What is expected: Copy the entries word for word, starting at the beginning and ending with the line that contains "svg-text:Escala aprox.: Escala".

[start of Given records]

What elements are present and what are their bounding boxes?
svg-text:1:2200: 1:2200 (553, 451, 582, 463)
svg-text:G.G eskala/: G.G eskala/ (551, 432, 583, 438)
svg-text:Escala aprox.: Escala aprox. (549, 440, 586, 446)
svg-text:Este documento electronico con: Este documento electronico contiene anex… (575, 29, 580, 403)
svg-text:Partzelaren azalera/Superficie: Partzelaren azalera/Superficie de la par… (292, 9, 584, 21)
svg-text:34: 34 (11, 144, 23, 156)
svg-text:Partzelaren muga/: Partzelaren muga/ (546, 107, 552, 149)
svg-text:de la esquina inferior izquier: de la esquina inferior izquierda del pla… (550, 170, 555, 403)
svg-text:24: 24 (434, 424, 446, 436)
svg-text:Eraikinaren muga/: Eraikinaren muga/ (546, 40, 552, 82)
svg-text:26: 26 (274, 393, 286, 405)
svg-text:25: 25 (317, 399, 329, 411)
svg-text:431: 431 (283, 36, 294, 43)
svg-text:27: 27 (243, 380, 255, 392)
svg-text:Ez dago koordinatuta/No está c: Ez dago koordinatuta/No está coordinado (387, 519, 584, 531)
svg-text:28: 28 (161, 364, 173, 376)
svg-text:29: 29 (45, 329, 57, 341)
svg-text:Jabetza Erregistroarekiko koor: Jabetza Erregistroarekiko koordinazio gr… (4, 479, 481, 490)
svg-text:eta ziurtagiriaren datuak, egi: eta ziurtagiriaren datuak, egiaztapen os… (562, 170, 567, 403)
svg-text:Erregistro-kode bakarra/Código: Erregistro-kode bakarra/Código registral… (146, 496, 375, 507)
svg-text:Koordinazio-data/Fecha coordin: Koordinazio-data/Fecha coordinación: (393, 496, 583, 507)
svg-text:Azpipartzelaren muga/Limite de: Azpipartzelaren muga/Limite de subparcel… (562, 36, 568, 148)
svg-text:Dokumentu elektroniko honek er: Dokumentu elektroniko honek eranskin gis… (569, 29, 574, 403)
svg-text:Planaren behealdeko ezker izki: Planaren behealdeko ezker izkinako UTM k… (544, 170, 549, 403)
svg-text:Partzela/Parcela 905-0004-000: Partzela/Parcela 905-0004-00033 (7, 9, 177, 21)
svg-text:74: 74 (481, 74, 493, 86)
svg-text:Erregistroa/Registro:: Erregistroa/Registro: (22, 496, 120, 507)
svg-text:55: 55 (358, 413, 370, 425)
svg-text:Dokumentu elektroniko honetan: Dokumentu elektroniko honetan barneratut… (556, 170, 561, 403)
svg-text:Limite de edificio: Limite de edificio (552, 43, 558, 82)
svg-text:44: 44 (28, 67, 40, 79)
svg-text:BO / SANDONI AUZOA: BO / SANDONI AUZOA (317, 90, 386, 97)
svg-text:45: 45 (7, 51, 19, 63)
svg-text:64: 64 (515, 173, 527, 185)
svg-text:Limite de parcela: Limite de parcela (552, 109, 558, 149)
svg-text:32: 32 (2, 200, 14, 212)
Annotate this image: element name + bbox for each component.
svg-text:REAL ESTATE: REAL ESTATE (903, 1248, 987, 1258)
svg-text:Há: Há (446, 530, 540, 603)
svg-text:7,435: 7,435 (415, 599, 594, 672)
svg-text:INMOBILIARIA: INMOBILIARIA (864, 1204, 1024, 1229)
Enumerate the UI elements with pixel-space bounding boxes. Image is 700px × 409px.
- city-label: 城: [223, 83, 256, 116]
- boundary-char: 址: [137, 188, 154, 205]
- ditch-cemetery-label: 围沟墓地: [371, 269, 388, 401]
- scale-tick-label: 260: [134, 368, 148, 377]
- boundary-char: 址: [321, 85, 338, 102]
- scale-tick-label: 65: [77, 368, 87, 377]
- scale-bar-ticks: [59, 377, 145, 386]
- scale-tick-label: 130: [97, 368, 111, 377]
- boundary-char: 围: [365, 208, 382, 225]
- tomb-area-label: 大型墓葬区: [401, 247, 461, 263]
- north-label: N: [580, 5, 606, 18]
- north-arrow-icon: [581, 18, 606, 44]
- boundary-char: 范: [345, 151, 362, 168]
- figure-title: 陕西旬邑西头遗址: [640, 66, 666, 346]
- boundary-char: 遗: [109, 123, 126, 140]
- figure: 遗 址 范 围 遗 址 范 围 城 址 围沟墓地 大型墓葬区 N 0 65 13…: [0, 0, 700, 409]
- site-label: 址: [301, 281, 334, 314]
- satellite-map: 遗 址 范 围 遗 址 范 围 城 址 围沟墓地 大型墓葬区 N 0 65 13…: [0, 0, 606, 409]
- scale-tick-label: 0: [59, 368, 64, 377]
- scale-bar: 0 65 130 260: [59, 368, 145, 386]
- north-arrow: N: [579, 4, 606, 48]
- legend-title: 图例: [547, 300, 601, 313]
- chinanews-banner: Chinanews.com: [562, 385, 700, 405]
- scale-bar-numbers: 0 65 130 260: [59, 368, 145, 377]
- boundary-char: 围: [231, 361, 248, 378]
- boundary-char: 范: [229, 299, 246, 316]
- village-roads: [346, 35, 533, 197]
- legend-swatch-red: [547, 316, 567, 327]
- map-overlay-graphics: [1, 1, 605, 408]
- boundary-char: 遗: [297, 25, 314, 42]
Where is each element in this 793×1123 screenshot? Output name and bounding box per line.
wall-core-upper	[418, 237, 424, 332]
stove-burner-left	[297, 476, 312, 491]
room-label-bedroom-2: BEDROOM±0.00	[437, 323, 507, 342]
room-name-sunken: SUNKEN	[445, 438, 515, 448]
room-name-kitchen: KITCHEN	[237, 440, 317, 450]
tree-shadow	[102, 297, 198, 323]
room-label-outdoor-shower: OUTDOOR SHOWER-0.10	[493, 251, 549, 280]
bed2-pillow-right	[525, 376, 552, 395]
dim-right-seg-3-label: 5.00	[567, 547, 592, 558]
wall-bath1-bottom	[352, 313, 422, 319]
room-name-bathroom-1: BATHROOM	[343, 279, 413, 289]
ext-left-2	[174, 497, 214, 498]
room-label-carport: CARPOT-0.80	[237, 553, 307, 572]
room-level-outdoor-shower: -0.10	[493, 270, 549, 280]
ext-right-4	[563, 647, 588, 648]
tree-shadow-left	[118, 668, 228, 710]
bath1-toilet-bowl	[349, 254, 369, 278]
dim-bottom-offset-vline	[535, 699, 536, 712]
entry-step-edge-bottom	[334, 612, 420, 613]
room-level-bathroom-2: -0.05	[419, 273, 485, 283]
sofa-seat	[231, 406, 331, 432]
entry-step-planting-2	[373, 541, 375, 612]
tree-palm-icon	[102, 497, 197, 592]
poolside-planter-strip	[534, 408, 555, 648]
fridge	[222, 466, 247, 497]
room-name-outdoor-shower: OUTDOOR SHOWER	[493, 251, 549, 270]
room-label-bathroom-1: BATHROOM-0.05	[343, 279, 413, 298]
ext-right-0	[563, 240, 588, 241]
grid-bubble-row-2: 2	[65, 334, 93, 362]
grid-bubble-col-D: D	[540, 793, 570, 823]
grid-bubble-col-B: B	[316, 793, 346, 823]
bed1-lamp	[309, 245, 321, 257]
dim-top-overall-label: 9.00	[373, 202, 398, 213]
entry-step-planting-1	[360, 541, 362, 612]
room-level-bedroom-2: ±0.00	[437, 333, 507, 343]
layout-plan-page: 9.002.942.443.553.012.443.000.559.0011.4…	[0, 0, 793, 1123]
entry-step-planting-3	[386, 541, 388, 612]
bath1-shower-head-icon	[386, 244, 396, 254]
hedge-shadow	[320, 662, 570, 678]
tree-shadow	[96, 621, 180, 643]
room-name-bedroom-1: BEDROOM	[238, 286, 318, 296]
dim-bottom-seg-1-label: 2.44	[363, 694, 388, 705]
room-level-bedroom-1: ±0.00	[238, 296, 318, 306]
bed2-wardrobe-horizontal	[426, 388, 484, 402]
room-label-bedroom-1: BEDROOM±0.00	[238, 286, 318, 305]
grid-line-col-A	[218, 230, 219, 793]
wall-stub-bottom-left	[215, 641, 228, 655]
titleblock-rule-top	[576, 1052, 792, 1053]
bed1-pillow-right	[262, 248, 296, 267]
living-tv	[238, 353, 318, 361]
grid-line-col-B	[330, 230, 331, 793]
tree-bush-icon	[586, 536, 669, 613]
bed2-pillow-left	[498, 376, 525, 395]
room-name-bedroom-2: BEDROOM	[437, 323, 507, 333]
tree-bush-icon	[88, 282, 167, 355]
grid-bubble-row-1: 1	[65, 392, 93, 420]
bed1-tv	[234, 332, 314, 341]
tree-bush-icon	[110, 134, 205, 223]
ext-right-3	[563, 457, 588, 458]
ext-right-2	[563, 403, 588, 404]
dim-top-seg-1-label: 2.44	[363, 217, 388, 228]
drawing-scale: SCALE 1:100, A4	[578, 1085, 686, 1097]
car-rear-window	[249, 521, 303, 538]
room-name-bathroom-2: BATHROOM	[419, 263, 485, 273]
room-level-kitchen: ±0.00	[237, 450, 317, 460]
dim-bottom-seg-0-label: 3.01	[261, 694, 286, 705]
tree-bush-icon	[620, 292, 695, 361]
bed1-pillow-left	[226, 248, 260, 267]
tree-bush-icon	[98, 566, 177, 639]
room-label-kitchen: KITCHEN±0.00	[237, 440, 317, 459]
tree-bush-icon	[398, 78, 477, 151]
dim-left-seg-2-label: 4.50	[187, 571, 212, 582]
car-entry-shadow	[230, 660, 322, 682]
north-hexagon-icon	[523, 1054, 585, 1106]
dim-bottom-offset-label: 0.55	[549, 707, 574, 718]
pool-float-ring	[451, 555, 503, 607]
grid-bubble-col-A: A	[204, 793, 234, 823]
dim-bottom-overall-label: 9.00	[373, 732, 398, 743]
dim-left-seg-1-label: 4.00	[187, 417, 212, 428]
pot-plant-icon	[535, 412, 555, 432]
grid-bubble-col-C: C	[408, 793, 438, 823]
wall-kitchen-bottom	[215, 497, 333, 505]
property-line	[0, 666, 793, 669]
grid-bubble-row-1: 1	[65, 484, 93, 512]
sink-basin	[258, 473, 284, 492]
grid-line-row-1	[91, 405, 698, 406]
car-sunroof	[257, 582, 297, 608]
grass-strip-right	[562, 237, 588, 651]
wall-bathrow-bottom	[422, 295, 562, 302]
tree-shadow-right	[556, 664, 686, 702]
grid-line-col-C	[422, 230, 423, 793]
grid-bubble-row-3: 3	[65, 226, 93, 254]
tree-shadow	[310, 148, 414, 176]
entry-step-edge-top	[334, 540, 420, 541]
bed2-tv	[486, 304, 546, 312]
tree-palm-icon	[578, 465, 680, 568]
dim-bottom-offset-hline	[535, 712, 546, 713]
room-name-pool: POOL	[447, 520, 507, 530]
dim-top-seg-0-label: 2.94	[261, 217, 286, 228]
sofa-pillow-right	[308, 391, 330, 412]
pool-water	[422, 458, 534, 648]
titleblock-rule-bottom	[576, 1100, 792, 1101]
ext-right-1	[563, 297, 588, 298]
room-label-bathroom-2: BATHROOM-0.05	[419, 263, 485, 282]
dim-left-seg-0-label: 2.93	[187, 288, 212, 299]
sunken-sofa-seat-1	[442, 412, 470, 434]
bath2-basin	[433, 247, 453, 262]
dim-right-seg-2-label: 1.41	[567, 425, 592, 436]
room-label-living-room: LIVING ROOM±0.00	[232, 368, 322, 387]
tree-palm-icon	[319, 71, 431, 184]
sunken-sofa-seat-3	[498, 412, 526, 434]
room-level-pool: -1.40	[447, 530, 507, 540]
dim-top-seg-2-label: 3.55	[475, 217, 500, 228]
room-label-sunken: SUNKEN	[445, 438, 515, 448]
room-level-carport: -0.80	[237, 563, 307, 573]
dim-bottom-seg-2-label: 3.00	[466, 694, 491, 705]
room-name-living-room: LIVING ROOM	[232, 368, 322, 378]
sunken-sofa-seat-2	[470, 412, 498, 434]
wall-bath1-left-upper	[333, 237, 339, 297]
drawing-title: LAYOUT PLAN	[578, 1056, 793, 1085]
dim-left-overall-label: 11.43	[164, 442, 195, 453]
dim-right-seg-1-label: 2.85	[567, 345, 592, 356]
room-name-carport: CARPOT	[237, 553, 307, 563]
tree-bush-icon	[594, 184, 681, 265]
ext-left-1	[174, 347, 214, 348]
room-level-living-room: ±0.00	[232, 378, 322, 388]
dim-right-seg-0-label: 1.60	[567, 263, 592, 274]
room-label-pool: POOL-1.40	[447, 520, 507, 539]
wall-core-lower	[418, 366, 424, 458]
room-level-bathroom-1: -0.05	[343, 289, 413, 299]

[end of Given records]

Written response:
What elements are present and what are their bounding boxes?
svg-text:1:2200: 1:2200 (553, 451, 582, 463)
svg-text:G.G eskala/: G.G eskala/ (551, 432, 583, 438)
svg-text:Escala aprox.: Escala aprox. (549, 440, 586, 446)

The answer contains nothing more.